YOUR INSTRUCTIONS:
Write out the entries again exactly as they are given.

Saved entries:
--- Start ---

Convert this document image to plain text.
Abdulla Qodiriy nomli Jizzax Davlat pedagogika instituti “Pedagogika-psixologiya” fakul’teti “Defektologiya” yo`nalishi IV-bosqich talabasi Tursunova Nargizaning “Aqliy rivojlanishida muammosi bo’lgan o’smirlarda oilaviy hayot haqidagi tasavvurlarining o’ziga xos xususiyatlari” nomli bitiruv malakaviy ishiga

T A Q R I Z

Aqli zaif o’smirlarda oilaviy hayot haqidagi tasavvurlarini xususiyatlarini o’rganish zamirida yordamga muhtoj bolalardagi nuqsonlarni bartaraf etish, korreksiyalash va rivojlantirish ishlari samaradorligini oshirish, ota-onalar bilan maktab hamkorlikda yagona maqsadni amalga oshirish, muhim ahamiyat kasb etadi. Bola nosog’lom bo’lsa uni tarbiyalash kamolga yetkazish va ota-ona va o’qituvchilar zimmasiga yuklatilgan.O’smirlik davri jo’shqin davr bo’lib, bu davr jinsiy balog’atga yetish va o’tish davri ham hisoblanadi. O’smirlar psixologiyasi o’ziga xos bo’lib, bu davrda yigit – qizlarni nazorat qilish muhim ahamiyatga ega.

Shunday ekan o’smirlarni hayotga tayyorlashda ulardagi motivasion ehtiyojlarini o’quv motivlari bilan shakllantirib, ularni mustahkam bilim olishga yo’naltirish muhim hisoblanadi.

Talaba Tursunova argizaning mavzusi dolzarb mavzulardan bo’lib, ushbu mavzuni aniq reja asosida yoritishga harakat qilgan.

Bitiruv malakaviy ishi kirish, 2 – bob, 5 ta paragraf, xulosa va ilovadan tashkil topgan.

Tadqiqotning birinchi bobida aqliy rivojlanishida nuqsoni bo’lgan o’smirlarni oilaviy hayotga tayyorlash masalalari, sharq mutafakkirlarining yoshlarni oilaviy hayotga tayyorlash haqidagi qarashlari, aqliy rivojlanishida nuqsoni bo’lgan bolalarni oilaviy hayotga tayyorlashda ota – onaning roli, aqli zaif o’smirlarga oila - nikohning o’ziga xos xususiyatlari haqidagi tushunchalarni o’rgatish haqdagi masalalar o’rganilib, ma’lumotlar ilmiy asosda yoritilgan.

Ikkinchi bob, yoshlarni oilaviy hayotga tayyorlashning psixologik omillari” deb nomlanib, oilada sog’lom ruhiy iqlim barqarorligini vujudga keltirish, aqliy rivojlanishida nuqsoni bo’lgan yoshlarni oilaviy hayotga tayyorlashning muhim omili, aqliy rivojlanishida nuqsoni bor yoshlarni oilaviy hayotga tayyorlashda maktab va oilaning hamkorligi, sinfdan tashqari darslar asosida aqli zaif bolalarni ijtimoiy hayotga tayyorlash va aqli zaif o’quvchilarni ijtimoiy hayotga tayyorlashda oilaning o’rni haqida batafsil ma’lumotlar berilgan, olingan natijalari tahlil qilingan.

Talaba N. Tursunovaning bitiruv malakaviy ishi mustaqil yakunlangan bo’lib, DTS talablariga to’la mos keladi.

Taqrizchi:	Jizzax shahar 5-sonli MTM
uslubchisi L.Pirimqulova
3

--- End ---

RESPONSE FOR THIS EXERCISE:
Convert this document image to plain text.
Abdulla Qodiriy nomli Jizzax Davlat pedagogika instituti “Pedagogika-psixologiya” fakul’teti “Defektologiya” yo`nalishi IV-bosqich talabasi Tursunova Nargizaning “Aqliy rivojlanishida muammosi bo’lgan o’smirlarda oilaviy hayot haqidagi tasavvurlarining o’ziga xos xususiyatlari” nomli bitiruv malakaviy ishiga

T A Q R I Z

Aqli zaif o’smirlarda oilaviy hayot haqidagi tasavvurlarini xususiyatlarini o’rganish zamirida yordamga muhtoj bolalardagi nuqsonlarni bartaraf etish, korreksiyalash va rivojlantirish ishlari samaradorligini oshirish, ota-onalar bilan maktab hamkorlikda yagona maqsadni amalga oshirish, muhim ahamiyat kasb etadi. Bola nosog’lom bo’lsa uni tarbiyalash kamolga yetkazish va ota-ona va o’qituvchilar zimmasiga yuklatilgan.O’smirlik davri jo’shqin davr bo’lib, bu davr jinsiy balog’atga yetish va o’tish davri ham hisoblanadi. O’smirlar psixologiyasi o’ziga xos bo’lib, bu davrda yigit – qizlarni nazorat qilish muhim ahamiyatga ega.

Shunday ekan o’smirlarni hayotga tayyorlashda ulardagi motivasion ehtiyojlarini o’quv motivlari bilan shakllantirib, ularni mustahkam bilim olishga yo’naltirish muhim hisoblanadi.

Talaba Tursunova argizaning mavzusi dolzarb mavzulardan bo’lib, ushbu mavzuni aniq reja asosida yoritishga harakat qilgan.

Bitiruv malakaviy ishi kirish, 2 – bob, 5 ta paragraf, xulosa va ilovadan tashkil topgan.

Tadqiqotning birinchi bobida aqliy rivojlanishida nuqsoni bo’lgan o’smirlarni oilaviy hayotga tayyorlash masalalari, sharq mutafakkirlarining yoshlarni oilaviy hayotga tayyorlash haqidagi qarashlari, aqliy rivojlanishida nuqsoni bo’lgan bolalarni oilaviy hayotga tayyorlashda ota – onaning roli, aqli zaif o’smirlarga oila - nikohning o’ziga xos xususiyatlari haqidagi tushunchalarni o’rgatish haqdagi masalalar o’rganilib, ma’lumotlar ilmiy asosda yoritilgan.

Ikkinchi bob, yoshlarni oilaviy hayotga tayyorlashning psixologik omillari” deb nomlanib, oilada sog’lom ruhiy iqlim barqarorligini vujudga keltirish, aqliy rivojlanishida nuqsoni bo’lgan yoshlarni oilaviy hayotga tayyorlashning muhim omili, aqliy rivojlanishida nuqsoni bor yoshlarni oilaviy hayotga tayyorlashda maktab va oilaning hamkorligi, sinfdan tashqari darslar asosida aqli zaif bolalarni ijtimoiy hayotga tayyorlash va aqli zaif o’quvchilarni ijtimoiy hayotga tayyorlashda oilaning o’rni haqida batafsil ma’lumotlar berilgan, olingan natijalari tahlil qilingan.

Talaba N. Tursunovaning bitiruv malakaviy ishi mustaqil yakunlangan bo’lib, DTS talablariga to’la mos keladi.

Taqrizchi:	Jizzax shahar 5-sonli MTM
uslubchisi L.Pirimqulova
3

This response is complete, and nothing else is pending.